TASK STATEMENT
Exactly as given, write out the lines from the one containing "Output the text content of this document." through the end of the listing, with both ends included and nothing else.

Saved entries
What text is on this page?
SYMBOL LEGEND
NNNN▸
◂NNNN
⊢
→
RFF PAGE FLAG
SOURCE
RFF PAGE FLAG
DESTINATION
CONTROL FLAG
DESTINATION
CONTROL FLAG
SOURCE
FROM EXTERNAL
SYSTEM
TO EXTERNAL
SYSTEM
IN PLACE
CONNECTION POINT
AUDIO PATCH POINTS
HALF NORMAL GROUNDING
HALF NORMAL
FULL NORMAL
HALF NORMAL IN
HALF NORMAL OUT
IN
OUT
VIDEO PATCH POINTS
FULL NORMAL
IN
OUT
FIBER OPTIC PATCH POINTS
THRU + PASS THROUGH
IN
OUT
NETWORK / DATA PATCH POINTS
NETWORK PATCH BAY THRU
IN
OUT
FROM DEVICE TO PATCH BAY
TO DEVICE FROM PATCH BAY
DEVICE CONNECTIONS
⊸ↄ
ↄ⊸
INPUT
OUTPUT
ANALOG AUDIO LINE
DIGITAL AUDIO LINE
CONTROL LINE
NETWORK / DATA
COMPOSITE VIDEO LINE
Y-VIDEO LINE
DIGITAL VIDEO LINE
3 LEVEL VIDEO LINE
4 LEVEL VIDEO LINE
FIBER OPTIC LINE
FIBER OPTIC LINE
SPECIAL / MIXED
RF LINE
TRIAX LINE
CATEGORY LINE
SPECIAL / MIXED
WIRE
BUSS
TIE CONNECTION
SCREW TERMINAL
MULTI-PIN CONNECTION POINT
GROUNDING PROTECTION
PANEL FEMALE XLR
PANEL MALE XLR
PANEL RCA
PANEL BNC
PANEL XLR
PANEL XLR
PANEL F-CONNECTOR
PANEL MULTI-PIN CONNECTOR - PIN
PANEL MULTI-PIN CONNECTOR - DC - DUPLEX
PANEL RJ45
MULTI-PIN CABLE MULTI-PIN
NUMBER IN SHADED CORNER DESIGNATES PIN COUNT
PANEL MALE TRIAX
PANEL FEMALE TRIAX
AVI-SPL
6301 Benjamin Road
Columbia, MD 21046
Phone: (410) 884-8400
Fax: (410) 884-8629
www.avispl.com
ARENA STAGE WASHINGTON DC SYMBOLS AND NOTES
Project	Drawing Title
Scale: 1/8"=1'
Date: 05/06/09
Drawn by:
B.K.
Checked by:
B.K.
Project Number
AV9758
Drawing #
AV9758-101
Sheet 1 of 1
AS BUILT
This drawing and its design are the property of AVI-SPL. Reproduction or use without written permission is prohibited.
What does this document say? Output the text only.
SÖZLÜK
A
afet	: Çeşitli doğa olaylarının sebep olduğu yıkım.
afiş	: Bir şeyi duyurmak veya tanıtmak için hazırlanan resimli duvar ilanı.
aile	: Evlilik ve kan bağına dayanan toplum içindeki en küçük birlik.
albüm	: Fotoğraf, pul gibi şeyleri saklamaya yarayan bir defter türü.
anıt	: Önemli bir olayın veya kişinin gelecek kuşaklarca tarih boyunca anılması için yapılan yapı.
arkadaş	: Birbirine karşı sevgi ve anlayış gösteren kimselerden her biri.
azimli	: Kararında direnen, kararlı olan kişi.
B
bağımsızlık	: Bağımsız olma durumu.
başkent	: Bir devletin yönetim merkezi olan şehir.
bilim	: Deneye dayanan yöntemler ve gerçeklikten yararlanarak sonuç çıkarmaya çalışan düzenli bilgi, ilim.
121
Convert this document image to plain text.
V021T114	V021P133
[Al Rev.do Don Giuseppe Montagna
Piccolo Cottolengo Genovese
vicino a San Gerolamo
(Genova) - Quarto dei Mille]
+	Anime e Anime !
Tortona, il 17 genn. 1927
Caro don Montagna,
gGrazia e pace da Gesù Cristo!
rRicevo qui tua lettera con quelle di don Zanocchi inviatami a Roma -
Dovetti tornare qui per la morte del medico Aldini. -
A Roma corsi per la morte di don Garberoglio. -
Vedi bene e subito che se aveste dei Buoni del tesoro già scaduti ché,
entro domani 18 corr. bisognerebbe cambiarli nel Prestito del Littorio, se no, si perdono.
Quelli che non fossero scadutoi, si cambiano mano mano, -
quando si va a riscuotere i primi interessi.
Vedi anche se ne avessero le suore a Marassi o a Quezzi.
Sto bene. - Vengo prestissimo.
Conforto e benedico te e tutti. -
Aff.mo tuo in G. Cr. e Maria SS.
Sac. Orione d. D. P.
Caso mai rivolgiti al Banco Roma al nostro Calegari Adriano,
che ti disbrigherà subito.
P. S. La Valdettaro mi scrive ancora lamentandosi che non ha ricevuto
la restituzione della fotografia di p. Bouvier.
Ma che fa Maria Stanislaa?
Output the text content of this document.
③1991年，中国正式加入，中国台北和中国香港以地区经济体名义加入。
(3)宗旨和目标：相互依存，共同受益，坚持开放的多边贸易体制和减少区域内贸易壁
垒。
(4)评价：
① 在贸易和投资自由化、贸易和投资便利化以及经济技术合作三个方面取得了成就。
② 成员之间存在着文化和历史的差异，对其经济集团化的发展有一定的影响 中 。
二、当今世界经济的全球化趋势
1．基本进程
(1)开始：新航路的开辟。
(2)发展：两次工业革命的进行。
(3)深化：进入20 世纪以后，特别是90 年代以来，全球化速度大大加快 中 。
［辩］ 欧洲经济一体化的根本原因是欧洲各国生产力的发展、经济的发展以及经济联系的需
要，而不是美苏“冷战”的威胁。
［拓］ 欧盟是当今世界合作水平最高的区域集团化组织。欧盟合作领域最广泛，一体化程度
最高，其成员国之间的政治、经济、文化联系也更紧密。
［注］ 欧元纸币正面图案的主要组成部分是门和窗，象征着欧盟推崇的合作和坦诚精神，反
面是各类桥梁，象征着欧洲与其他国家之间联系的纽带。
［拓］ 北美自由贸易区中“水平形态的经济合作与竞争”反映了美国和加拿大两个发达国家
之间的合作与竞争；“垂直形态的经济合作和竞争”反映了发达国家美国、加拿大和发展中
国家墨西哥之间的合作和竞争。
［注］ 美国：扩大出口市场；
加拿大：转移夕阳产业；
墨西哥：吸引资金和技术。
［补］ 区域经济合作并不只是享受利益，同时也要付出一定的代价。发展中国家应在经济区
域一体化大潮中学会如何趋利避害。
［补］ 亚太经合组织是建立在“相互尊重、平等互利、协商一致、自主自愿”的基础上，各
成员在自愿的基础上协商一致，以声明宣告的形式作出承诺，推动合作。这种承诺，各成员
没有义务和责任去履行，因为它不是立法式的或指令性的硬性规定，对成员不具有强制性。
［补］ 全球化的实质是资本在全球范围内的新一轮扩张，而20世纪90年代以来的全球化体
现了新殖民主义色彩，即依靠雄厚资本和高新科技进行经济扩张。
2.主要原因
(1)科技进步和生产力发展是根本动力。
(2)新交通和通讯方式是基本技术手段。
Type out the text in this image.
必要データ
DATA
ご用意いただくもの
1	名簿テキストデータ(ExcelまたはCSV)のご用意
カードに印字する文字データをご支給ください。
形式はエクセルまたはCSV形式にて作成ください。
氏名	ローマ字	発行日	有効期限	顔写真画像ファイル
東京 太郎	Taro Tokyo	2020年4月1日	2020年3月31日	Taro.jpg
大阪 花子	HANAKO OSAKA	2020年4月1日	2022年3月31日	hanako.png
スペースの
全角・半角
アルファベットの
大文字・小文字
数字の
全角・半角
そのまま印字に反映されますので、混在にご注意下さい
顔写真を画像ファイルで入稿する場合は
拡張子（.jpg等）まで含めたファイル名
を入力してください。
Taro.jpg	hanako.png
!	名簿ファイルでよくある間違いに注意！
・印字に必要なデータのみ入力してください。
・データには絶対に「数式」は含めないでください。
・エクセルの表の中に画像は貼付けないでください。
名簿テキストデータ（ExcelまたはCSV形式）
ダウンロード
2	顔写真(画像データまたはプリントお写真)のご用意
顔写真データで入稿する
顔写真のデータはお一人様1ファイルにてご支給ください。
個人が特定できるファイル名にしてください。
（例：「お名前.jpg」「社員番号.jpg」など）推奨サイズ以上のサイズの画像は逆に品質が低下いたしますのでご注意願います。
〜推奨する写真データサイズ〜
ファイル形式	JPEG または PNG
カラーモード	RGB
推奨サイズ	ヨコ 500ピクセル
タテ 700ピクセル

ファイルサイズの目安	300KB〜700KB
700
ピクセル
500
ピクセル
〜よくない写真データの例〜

FULL OUTPUT
Output the text content of this document.
③1991年，中国正式加入，中国台北和中国香港以地区经济体名义加入。
(3)宗旨和目标：相互依存，共同受益，坚持开放的多边贸易体制和减少区域内贸易壁
垒。
(4)评价：
① 在贸易和投资自由化、贸易和投资便利化以及经济技术合作三个方面取得了成就。
② 成员之间存在着文化和历史的差异，对其经济集团化的发展有一定的影响 中 。
二、当今世界经济的全球化趋势
1．基本进程
(1)开始：新航路的开辟。
(2)发展：两次工业革命的进行。
(3)深化：进入20 世纪以后，特别是90 年代以来，全球化速度大大加快 中 。
［辩］ 欧洲经济一体化的根本原因是欧洲各国生产力的发展、经济的发展以及经济联系的需
要，而不是美苏“冷战”的威胁。
［拓］ 欧盟是当今世界合作水平最高的区域集团化组织。欧盟合作领域最广泛，一体化程度
最高，其成员国之间的政治、经济、文化联系也更紧密。
［注］ 欧元纸币正面图案的主要组成部分是门和窗，象征着欧盟推崇的合作和坦诚精神，反
面是各类桥梁，象征着欧洲与其他国家之间联系的纽带。
［拓］ 北美自由贸易区中“水平形态的经济合作与竞争”反映了美国和加拿大两个发达国家
之间的合作与竞争；“垂直形态的经济合作和竞争”反映了发达国家美国、加拿大和发展中
国家墨西哥之间的合作和竞争。
［注］ 美国：扩大出口市场；
加拿大：转移夕阳产业；
墨西哥：吸引资金和技术。
［补］ 区域经济合作并不只是享受利益，同时也要付出一定的代价。发展中国家应在经济区
域一体化大潮中学会如何趋利避害。
［补］ 亚太经合组织是建立在“相互尊重、平等互利、协商一致、自主自愿”的基础上，各
成员在自愿的基础上协商一致，以声明宣告的形式作出承诺，推动合作。这种承诺，各成员
没有义务和责任去履行，因为它不是立法式的或指令性的硬性规定，对成员不具有强制性。
［补］ 全球化的实质是资本在全球范围内的新一轮扩张，而20世纪90年代以来的全球化体
现了新殖民主义色彩，即依靠雄厚资本和高新科技进行经济扩张。
2.主要原因
(1)科技进步和生产力发展是根本动力。
(2)新交通和通讯方式是基本技术手段。
Type out the text in this image.
必要データ
DATA
ご用意いただくもの
1	名簿テキストデータ(ExcelまたはCSV)のご用意
カードに印字する文字データをご支給ください。
形式はエクセルまたはCSV形式にて作成ください。
氏名	ローマ字	発行日	有効期限	顔写真画像ファイル
東京 太郎	Taro Tokyo	2020年4月1日	2020年3月31日	Taro.jpg
大阪 花子	HANAKO OSAKA	2020年4月1日	2022年3月31日	hanako.png
スペースの
全角・半角
アルファベットの
大文字・小文字
数字の
全角・半角
そのまま印字に反映されますので、混在にご注意下さい
顔写真を画像ファイルで入稿する場合は
拡張子（.jpg等）まで含めたファイル名
を入力してください。
Taro.jpg	hanako.png
!	名簿ファイルでよくある間違いに注意！
・印字に必要なデータのみ入力してください。
・データには絶対に「数式」は含めないでください。
・エクセルの表の中に画像は貼付けないでください。
名簿テキストデータ（ExcelまたはCSV形式）
ダウンロード
2	顔写真(画像データまたはプリントお写真)のご用意
顔写真データで入稿する
顔写真のデータはお一人様1ファイルにてご支給ください。
個人が特定できるファイル名にしてください。
（例：「お名前.jpg」「社員番号.jpg」など）推奨サイズ以上のサイズの画像は逆に品質が低下いたしますのでご注意願います。
〜推奨する写真データサイズ〜
ファイル形式	JPEG または PNG
カラーモード	RGB
推奨サイズ	ヨコ 500ピクセル
タテ 700ピクセル

ファイルサイズの目安	300KB〜700KB
700
ピクセル
500
ピクセル
〜よくない写真データの例〜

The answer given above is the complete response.